-- START OF Source material --

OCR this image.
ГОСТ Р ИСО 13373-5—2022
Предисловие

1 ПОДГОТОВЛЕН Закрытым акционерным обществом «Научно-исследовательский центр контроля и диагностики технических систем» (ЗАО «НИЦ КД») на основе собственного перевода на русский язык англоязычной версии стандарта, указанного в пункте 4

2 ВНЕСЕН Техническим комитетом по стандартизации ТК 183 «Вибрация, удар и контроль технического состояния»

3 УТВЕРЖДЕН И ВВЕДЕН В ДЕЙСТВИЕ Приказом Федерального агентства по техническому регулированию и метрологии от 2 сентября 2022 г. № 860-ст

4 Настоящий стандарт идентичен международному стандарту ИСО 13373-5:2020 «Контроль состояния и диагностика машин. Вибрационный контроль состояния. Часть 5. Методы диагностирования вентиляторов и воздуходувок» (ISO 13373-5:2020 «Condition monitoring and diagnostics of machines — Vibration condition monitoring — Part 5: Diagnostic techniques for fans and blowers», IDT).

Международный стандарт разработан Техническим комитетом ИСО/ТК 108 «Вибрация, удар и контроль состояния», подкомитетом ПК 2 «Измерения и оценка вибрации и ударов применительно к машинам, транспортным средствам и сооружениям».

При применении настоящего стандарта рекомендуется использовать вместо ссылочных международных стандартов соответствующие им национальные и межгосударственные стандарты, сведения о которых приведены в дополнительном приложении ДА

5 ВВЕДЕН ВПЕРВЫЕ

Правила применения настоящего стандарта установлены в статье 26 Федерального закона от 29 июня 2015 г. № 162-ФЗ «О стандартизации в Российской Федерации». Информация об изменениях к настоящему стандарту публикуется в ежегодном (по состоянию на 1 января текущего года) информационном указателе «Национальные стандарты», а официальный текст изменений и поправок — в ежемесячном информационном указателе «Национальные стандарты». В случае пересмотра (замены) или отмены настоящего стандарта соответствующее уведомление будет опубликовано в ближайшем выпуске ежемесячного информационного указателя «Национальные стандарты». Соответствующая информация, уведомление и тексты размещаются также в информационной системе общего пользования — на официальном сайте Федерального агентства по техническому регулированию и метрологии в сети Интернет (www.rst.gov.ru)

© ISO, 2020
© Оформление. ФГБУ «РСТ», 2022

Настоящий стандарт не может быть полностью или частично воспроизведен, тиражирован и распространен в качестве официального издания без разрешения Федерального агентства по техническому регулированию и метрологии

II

-- END OF Source material --

Task instructions:
Look through the records and gather each line with the word "Настоящий".

Exercise output:
4 Настоящий стандарт идентичен международному стандарту ИСО 13373-5:2020 «Контроль состояния и диагностика машин. Вибрационный контроль состояния. Часть 5. Методы диагностирования вентиляторов и воздуходувок» (ISO 13373-5:2020 «Condition monitoring and diagnostics of machines — Vibration condition monitoring — Part 5: Diagnostic techniques for fans and blowers», IDT).
Настоящий стандарт не может быть полностью или частично воспроизведен, тиражирован и распространен в качестве официального издания без разрешения Федерального агентства по техническому регулированию и метрологии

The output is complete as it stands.